• **Problem statement**: Spot each line that carries the word "Flat"; copy those lines.

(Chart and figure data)
<<<<

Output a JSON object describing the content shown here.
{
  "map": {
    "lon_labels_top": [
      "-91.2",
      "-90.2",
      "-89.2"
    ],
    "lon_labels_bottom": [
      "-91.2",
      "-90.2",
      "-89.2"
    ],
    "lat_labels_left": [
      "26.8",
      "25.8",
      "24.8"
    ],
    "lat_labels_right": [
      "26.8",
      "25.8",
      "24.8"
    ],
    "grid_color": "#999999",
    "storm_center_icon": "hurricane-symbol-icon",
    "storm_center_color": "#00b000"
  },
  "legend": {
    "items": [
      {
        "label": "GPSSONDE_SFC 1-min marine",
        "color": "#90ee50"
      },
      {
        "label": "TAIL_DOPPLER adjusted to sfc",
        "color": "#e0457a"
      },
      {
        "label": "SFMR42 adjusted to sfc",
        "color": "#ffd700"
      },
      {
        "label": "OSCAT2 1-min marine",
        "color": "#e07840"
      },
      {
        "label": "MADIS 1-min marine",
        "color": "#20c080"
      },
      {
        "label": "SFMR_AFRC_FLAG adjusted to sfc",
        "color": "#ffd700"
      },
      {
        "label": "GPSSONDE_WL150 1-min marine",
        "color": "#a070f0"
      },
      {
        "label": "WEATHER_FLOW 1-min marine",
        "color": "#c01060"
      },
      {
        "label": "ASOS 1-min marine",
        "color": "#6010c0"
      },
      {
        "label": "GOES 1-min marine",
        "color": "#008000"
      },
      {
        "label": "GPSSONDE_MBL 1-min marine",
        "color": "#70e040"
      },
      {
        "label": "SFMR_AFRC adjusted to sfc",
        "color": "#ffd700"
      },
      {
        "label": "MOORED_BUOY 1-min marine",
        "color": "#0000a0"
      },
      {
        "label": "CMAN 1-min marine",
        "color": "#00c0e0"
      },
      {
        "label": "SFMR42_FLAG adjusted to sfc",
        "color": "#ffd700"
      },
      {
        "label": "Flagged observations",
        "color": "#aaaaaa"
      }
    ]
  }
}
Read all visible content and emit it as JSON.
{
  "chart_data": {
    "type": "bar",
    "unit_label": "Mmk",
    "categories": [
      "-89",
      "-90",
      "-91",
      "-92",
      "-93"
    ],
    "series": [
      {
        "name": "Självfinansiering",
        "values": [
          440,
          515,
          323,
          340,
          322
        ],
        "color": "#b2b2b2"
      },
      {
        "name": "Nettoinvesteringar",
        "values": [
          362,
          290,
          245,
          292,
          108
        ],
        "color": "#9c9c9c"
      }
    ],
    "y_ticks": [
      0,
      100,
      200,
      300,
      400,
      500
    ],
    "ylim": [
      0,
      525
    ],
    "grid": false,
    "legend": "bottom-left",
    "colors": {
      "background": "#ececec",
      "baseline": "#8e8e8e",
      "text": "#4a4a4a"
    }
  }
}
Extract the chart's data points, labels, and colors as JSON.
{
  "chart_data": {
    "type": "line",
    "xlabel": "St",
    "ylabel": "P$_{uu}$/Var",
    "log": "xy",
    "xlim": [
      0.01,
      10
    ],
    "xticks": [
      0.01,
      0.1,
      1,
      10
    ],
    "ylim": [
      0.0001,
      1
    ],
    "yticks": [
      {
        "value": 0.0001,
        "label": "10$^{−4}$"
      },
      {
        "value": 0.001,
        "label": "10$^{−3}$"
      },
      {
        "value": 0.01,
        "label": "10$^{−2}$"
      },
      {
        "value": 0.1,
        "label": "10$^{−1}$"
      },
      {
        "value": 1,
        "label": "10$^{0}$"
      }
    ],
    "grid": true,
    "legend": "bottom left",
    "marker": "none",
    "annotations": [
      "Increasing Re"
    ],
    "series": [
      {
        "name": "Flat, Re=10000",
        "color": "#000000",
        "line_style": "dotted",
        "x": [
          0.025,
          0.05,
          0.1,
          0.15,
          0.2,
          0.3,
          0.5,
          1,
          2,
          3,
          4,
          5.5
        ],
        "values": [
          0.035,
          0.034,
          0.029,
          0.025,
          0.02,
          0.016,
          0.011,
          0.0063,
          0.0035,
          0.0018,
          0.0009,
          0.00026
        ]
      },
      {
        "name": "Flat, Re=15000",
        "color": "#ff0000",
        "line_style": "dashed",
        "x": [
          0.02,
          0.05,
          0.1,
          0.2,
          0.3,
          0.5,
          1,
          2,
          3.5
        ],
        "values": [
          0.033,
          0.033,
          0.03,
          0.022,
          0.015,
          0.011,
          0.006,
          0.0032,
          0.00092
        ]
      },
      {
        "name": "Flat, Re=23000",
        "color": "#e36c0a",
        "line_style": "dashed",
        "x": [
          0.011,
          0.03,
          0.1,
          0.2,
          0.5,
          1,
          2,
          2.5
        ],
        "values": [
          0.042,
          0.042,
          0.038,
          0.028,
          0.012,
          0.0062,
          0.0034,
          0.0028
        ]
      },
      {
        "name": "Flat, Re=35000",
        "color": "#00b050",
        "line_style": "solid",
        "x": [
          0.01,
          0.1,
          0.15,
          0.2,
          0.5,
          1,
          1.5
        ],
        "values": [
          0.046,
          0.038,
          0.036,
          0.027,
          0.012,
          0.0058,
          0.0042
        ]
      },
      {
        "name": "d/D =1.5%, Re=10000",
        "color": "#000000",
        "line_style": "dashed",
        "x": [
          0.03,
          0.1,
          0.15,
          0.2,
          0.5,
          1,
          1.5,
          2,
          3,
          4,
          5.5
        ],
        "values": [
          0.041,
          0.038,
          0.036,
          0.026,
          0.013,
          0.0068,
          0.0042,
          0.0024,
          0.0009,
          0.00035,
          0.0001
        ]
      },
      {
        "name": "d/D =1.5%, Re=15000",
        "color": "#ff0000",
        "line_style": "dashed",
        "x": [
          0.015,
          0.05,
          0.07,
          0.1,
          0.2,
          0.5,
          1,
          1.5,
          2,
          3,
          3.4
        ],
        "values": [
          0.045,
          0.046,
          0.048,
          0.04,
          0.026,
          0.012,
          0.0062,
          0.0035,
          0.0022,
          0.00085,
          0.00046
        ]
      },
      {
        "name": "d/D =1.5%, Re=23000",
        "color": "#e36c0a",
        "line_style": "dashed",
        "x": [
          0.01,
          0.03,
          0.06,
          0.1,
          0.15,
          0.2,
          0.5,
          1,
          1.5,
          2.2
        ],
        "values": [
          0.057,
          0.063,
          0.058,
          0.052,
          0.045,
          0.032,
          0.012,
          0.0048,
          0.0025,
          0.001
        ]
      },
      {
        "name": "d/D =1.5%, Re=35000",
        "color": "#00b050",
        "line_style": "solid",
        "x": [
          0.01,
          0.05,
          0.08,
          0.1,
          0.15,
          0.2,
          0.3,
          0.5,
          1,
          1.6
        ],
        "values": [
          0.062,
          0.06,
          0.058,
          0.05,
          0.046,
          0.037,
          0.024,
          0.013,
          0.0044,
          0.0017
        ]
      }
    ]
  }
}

>>>>

• **Answer to this exercise**:
        "name": "Flat, Re=10000",
        "name": "Flat, Re=15000",
        "name": "Flat, Re=23000",
        "name": "Flat, Re=35000",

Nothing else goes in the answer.